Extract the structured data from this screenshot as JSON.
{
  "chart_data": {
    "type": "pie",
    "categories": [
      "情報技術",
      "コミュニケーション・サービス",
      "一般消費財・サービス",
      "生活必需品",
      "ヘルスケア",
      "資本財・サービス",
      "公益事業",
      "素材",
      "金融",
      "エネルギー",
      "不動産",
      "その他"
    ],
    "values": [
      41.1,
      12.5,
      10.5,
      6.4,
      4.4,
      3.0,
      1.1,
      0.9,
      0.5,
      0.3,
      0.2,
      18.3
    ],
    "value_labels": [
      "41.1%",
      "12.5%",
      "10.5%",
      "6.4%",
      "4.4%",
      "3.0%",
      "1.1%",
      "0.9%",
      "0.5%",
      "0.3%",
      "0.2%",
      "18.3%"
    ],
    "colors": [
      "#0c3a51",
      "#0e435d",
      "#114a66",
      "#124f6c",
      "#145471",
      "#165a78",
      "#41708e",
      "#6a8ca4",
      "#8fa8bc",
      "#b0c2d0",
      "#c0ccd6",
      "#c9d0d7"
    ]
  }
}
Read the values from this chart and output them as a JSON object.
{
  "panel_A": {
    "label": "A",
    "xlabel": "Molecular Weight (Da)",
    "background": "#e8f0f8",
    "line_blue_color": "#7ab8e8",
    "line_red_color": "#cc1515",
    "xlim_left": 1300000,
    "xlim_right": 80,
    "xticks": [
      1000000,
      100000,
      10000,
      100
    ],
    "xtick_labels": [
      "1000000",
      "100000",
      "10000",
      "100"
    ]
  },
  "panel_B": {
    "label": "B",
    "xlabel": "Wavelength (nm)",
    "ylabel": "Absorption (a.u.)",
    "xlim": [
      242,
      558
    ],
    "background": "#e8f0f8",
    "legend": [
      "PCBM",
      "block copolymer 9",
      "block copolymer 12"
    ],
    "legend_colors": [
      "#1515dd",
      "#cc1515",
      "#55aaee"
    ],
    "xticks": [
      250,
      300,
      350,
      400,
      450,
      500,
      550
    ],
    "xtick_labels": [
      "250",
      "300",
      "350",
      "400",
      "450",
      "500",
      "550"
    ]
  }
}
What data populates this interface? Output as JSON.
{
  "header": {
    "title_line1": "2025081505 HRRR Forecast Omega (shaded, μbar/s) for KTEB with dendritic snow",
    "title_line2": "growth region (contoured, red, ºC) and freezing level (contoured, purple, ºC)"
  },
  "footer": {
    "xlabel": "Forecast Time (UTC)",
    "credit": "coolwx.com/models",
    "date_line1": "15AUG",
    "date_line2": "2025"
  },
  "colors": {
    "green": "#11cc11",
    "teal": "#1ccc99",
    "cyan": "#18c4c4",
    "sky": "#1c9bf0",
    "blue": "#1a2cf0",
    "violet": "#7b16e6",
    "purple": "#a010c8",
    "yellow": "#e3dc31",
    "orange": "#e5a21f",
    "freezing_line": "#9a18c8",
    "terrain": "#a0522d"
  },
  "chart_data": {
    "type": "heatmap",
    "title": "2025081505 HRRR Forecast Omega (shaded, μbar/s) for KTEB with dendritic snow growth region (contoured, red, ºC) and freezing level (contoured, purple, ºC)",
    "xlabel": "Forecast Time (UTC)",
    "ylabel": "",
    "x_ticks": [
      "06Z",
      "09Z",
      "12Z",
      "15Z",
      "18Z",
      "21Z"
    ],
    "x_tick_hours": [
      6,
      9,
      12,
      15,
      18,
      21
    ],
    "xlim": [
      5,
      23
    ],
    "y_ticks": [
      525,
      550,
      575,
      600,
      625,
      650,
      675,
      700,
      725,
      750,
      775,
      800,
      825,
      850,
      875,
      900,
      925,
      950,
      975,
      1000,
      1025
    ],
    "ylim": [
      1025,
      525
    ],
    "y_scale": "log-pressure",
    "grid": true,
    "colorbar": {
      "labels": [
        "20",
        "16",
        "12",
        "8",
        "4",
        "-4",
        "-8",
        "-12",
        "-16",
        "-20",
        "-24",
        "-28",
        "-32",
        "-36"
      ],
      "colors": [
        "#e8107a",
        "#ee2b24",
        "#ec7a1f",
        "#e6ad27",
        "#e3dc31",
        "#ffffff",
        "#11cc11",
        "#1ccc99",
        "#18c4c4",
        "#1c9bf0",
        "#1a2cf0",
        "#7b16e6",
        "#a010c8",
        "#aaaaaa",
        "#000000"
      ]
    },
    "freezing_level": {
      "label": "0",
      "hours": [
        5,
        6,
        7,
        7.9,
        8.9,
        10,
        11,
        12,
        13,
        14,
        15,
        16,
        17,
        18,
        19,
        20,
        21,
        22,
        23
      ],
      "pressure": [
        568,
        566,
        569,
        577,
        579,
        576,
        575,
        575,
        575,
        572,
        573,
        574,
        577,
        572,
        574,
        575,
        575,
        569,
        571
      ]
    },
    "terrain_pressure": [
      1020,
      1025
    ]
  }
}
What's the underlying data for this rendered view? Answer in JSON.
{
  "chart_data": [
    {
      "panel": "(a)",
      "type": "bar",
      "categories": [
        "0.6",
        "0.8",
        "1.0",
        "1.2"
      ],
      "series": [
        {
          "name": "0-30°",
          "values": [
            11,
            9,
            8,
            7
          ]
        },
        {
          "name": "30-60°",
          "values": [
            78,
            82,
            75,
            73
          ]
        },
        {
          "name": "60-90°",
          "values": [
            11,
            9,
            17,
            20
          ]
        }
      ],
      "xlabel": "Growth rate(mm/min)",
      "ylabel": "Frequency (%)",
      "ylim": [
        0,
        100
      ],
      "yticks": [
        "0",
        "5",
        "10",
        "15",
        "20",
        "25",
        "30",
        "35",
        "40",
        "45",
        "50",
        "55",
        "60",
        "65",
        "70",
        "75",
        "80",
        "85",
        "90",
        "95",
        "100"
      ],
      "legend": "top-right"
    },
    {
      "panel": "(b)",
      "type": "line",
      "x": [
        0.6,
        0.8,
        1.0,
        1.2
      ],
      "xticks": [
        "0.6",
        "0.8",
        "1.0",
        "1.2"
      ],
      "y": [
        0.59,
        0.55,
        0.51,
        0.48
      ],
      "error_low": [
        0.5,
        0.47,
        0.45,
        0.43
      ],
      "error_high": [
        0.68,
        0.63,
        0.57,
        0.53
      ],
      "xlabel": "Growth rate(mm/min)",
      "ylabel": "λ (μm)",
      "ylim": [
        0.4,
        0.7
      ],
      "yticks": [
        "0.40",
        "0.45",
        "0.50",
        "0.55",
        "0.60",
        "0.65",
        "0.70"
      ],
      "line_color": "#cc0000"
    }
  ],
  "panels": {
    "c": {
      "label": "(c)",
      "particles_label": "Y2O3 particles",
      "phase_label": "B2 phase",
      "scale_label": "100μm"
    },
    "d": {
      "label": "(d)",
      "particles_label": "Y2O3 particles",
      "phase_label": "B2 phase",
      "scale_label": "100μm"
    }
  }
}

Requirements
Look through the listing above. Pick out each line with "dendritic" and copy it.

Response to the exercise
    "title_line1": "2025081505 HRRR Forecast Omega (shaded, μbar/s) for KTEB with dendritic snow",
    "title": "2025081505 HRRR Forecast Omega (shaded, μbar/s) for KTEB with dendritic snow growth region (contoured, red, ºC) and freezing level (contoured, purple, ºC)",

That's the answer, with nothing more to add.